**WORK ITEM**
Please set down the records below exactly as they appear.
▶
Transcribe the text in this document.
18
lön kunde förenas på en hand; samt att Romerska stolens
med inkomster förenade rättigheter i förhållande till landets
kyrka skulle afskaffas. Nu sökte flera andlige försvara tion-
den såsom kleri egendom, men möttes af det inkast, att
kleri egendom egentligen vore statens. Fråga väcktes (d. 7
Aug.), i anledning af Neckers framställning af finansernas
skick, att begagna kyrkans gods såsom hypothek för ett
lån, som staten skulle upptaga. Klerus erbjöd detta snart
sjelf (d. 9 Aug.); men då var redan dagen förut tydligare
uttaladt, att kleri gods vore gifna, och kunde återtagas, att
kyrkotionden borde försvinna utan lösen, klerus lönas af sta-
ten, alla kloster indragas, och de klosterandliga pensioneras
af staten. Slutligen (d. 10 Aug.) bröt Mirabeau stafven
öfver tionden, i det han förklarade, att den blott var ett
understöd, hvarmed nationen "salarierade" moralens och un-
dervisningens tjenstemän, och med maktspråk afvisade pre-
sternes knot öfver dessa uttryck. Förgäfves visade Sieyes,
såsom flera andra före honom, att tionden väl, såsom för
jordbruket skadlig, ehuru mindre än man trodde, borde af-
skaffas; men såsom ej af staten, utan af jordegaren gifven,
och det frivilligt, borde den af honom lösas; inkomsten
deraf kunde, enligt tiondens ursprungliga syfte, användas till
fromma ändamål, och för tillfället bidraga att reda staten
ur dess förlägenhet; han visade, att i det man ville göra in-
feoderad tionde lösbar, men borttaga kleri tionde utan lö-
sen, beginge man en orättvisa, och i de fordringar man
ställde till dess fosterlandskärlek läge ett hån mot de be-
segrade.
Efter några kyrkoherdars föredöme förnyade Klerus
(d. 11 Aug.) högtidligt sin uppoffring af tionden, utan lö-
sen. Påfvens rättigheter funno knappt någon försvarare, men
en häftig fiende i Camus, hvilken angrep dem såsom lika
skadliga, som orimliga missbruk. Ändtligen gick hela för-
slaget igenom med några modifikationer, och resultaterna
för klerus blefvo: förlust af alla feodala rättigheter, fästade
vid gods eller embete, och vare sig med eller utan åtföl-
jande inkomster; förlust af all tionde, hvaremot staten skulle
◀
**ANSWER TO THIS PROBLEM**
Transcribe the text in this document.
18
lön kunde förenas på en hand; samt att Romerska stolens
med inkomster förenade rättigheter i förhållande till landets
kyrka skulle afskaffas. Nu sökte flera andlige försvara tion-
den såsom kleri egendom, men möttes af det inkast, att
kleri egendom egentligen vore statens. Fråga väcktes (d. 7
Aug.), i anledning af Neckers framställning af finansernas
skick, att begagna kyrkans gods såsom hypothek för ett
lån, som staten skulle upptaga. Klerus erbjöd detta snart
sjelf (d. 9 Aug.); men då var redan dagen förut tydligare
uttaladt, att kleri gods vore gifna, och kunde återtagas, att
kyrkotionden borde försvinna utan lösen, klerus lönas af sta-
ten, alla kloster indragas, och de klosterandliga pensioneras
af staten. Slutligen (d. 10 Aug.) bröt Mirabeau stafven
öfver tionden, i det han förklarade, att den blott var ett
understöd, hvarmed nationen "salarierade" moralens och un-
dervisningens tjenstemän, och med maktspråk afvisade pre-
sternes knot öfver dessa uttryck. Förgäfves visade Sieyes,
såsom flera andra före honom, att tionden väl, såsom för
jordbruket skadlig, ehuru mindre än man trodde, borde af-
skaffas; men såsom ej af staten, utan af jordegaren gifven,
och det frivilligt, borde den af honom lösas; inkomsten
deraf kunde, enligt tiondens ursprungliga syfte, användas till
fromma ändamål, och för tillfället bidraga att reda staten
ur dess förlägenhet; han visade, att i det man ville göra in-
feoderad tionde lösbar, men borttaga kleri tionde utan lö-
sen, beginge man en orättvisa, och i de fordringar man
ställde till dess fosterlandskärlek läge ett hån mot de be-
segrade.
Efter några kyrkoherdars föredöme förnyade Klerus
(d. 11 Aug.) högtidligt sin uppoffring af tionden, utan lö-
sen. Påfvens rättigheter funno knappt någon försvarare, men
en häftig fiende i Camus, hvilken angrep dem såsom lika
skadliga, som orimliga missbruk. Ändtligen gick hela för-
slaget igenom med några modifikationer, och resultaterna
för klerus blefvo: förlust af alla feodala rättigheter, fästade
vid gods eller embete, och vare sig med eller utan åtföl-
jande inkomster; förlust af all tionde, hvaremot staten skulle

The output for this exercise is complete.